Short exercise - Write out each record below exactly as it appears, with no pictures.

## Start Raw records

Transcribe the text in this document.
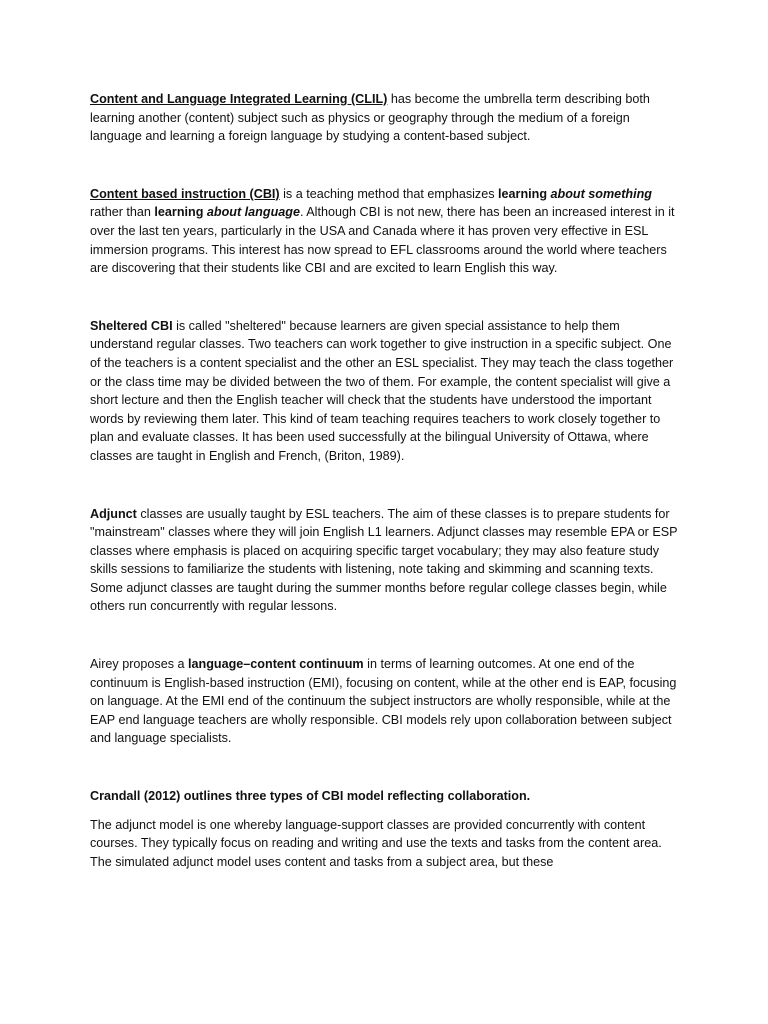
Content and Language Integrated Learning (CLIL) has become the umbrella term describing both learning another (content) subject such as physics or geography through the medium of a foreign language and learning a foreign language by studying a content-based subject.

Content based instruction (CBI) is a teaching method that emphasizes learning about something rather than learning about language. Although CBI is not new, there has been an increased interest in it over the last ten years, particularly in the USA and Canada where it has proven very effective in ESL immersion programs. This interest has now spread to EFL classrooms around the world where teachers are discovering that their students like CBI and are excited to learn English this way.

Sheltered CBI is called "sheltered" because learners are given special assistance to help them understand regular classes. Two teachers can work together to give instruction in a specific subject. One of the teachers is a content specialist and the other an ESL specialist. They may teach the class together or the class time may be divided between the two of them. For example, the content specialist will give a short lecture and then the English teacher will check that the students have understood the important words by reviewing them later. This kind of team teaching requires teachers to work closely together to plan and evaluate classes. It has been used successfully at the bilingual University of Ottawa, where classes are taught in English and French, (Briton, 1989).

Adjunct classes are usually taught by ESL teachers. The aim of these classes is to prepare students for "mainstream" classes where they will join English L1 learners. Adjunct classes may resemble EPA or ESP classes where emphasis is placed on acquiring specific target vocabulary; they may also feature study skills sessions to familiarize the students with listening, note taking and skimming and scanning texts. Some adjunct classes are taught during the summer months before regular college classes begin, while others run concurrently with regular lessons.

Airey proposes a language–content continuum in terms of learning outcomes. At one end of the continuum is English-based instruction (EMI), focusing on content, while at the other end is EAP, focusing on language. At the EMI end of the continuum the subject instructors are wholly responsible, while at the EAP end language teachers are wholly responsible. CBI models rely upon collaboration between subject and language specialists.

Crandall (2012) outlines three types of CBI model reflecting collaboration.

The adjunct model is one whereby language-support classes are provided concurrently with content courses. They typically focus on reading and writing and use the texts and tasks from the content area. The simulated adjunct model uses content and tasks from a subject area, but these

## End Raw records

Result for this exercise -
Transcribe the text in this document.
Content and Language Integrated Learning (CLIL) has become the umbrella term describing both learning another (content) subject such as physics or geography through the medium of a foreign language and learning a foreign language by studying a content-based subject.

Content based instruction (CBI) is a teaching method that emphasizes learning about something rather than learning about language. Although CBI is not new, there has been an increased interest in it over the last ten years, particularly in the USA and Canada where it has proven very effective in ESL immersion programs. This interest has now spread to EFL classrooms around the world where teachers are discovering that their students like CBI and are excited to learn English this way.

Sheltered CBI is called "sheltered" because learners are given special assistance to help them understand regular classes. Two teachers can work together to give instruction in a specific subject. One of the teachers is a content specialist and the other an ESL specialist. They may teach the class together or the class time may be divided between the two of them. For example, the content specialist will give a short lecture and then the English teacher will check that the students have understood the important words by reviewing them later. This kind of team teaching requires teachers to work closely together to plan and evaluate classes. It has been used successfully at the bilingual University of Ottawa, where classes are taught in English and French, (Briton, 1989).

Adjunct classes are usually taught by ESL teachers. The aim of these classes is to prepare students for "mainstream" classes where they will join English L1 learners. Adjunct classes may resemble EPA or ESP classes where emphasis is placed on acquiring specific target vocabulary; they may also feature study skills sessions to familiarize the students with listening, note taking and skimming and scanning texts. Some adjunct classes are taught during the summer months before regular college classes begin, while others run concurrently with regular lessons.

Airey proposes a language–content continuum in terms of learning outcomes. At one end of the continuum is English-based instruction (EMI), focusing on content, while at the other end is EAP, focusing on language. At the EMI end of the continuum the subject instructors are wholly responsible, while at the EAP end language teachers are wholly responsible. CBI models rely upon collaboration between subject and language specialists.

Crandall (2012) outlines three types of CBI model reflecting collaboration.

The adjunct model is one whereby language-support classes are provided concurrently with content courses. They typically focus on reading and writing and use the texts and tasks from the content area. The simulated adjunct model uses content and tasks from a subject area, but these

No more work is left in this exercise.